Records contained in a dataset:
[BEGIN]

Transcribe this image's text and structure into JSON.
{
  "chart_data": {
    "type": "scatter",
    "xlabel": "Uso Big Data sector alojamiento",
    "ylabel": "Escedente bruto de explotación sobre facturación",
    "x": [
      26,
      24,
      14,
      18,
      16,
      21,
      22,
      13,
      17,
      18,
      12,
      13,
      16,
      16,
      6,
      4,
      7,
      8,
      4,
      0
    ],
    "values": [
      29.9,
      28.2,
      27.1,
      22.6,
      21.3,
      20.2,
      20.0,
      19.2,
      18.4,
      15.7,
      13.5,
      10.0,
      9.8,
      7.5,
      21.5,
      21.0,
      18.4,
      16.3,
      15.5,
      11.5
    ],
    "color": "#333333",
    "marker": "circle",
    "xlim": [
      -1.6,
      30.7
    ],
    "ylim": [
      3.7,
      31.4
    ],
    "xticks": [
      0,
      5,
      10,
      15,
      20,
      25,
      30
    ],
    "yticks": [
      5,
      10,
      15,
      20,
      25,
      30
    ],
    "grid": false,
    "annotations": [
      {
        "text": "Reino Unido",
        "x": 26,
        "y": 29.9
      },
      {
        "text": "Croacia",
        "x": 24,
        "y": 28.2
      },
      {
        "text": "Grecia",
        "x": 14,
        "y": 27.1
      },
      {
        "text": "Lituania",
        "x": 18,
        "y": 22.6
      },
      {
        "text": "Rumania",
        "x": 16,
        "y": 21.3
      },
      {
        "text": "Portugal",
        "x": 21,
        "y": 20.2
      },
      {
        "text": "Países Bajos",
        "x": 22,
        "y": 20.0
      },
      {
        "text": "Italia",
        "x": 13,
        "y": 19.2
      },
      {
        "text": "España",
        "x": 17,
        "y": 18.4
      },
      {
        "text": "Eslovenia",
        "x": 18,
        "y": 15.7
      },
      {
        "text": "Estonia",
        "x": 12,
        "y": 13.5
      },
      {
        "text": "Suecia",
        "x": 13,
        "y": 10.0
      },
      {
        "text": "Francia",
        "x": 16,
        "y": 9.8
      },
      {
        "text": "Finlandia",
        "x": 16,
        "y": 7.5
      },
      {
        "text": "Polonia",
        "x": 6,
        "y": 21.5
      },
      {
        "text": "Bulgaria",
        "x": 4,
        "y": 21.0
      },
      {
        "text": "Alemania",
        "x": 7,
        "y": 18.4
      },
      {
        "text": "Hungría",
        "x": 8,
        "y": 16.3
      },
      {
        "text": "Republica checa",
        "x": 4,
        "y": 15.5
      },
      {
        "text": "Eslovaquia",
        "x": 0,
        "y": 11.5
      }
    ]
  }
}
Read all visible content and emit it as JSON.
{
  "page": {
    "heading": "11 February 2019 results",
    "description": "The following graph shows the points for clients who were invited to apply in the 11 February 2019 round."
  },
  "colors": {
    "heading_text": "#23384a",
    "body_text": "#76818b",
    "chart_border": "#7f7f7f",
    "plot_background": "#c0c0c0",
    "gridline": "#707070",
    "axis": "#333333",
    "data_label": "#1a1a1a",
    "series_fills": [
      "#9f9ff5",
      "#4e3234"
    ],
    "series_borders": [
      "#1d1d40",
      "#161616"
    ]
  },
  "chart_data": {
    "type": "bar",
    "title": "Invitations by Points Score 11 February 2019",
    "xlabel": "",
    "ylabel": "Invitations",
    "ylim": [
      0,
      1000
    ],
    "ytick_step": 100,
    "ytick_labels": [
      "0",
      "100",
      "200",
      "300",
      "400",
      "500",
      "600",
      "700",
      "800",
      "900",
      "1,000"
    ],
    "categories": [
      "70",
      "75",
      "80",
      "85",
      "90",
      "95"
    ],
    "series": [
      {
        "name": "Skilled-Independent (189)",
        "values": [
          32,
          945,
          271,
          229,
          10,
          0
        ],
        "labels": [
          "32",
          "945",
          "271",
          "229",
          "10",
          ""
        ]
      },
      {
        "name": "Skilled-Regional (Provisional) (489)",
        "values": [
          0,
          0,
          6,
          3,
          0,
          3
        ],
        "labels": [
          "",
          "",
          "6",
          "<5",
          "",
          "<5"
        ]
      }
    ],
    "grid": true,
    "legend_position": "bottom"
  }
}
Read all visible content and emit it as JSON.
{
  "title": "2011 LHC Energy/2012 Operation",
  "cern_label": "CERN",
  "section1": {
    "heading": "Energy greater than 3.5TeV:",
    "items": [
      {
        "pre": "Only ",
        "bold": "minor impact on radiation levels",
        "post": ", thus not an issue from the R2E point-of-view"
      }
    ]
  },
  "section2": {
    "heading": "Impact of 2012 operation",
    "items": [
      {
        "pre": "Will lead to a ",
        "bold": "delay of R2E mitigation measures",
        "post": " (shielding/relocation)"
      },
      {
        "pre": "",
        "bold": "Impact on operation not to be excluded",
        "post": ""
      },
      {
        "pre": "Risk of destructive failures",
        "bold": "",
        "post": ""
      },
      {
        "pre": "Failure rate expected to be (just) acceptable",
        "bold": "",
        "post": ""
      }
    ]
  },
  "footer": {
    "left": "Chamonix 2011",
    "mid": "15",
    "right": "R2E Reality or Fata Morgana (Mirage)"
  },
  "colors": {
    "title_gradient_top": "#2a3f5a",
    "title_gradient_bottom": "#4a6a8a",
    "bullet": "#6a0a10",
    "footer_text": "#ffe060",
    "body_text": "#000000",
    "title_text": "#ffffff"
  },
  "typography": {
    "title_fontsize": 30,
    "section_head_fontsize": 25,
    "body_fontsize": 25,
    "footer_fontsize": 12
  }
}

[END]

▸ **Task requirements**
Copy out each line of the listing that holds "xlabel".

▸ **Written answer**
    "xlabel": "Uso Big Data sector alojamiento",
    "xlabel": "",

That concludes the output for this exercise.